(Collection entries)
>> BEGIN
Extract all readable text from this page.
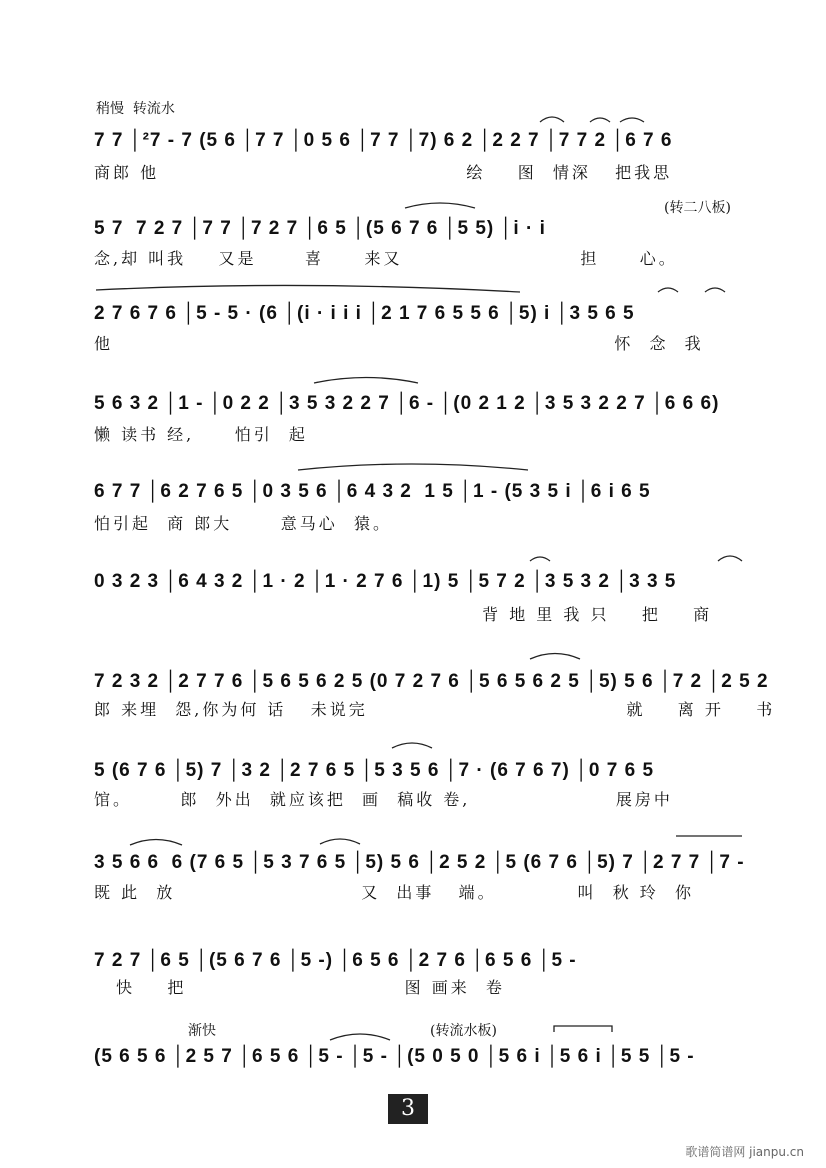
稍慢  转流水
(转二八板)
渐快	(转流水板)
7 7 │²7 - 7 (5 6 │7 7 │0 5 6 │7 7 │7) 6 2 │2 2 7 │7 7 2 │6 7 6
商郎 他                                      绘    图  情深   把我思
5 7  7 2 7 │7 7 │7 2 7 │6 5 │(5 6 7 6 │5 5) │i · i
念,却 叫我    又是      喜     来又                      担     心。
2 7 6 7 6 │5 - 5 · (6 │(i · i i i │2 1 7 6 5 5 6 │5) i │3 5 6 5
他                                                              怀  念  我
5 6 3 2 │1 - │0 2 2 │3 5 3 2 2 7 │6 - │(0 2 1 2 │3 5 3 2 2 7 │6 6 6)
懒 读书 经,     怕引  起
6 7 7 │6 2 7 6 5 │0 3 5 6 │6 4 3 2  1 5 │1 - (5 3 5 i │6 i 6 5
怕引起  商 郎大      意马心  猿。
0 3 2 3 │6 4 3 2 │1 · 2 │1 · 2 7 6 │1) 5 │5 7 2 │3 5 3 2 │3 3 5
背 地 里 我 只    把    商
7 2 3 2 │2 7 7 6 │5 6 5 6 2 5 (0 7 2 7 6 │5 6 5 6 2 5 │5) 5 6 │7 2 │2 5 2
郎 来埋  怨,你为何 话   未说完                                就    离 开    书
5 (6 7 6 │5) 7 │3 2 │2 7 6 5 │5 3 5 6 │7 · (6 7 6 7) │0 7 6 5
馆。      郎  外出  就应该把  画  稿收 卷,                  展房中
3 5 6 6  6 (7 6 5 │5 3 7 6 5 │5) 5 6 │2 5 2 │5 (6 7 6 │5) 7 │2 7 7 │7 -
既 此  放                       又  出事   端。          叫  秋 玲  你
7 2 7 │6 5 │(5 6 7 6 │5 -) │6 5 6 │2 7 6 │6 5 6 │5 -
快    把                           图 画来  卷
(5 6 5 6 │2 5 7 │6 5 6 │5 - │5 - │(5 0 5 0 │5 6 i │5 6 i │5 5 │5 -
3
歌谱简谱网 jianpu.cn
>> END
| WHAT IS BEING ASKED |
Print the complete listing exactly as it stands, without its pictures.

| EXERCISE SOLUTION |
Extract all readable text from this page.
稍慢  转流水
(转二八板)
渐快	(转流水板)
7 7 │²7 - 7 (5 6 │7 7 │0 5 6 │7 7 │7) 6 2 │2 2 7 │7 7 2 │6 7 6
商郎 他                                      绘    图  情深   把我思
5 7  7 2 7 │7 7 │7 2 7 │6 5 │(5 6 7 6 │5 5) │i · i
念,却 叫我    又是      喜     来又                      担     心。
2 7 6 7 6 │5 - 5 · (6 │(i · i i i │2 1 7 6 5 5 6 │5) i │3 5 6 5
他                                                              怀  念  我
5 6 3 2 │1 - │0 2 2 │3 5 3 2 2 7 │6 - │(0 2 1 2 │3 5 3 2 2 7 │6 6 6)
懒 读书 经,     怕引  起
6 7 7 │6 2 7 6 5 │0 3 5 6 │6 4 3 2  1 5 │1 - (5 3 5 i │6 i 6 5
怕引起  商 郎大      意马心  猿。
0 3 2 3 │6 4 3 2 │1 · 2 │1 · 2 7 6 │1) 5 │5 7 2 │3 5 3 2 │3 3 5
背 地 里 我 只    把    商
7 2 3 2 │2 7 7 6 │5 6 5 6 2 5 (0 7 2 7 6 │5 6 5 6 2 5 │5) 5 6 │7 2 │2 5 2
郎 来埋  怨,你为何 话   未说完                                就    离 开    书
5 (6 7 6 │5) 7 │3 2 │2 7 6 5 │5 3 5 6 │7 · (6 7 6 7) │0 7 6 5
馆。      郎  外出  就应该把  画  稿收 卷,                  展房中
3 5 6 6  6 (7 6 5 │5 3 7 6 5 │5) 5 6 │2 5 2 │5 (6 7 6 │5) 7 │2 7 7 │7 -
既 此  放                       又  出事   端。          叫  秋 玲  你
7 2 7 │6 5 │(5 6 7 6 │5 -) │6 5 6 │2 7 6 │6 5 6 │5 -
快    把                           图 画来  卷
(5 6 5 6 │2 5 7 │6 5 6 │5 - │5 - │(5 0 5 0 │5 6 i │5 6 i │5 5 │5 -
3
歌谱简谱网 jianpu.cn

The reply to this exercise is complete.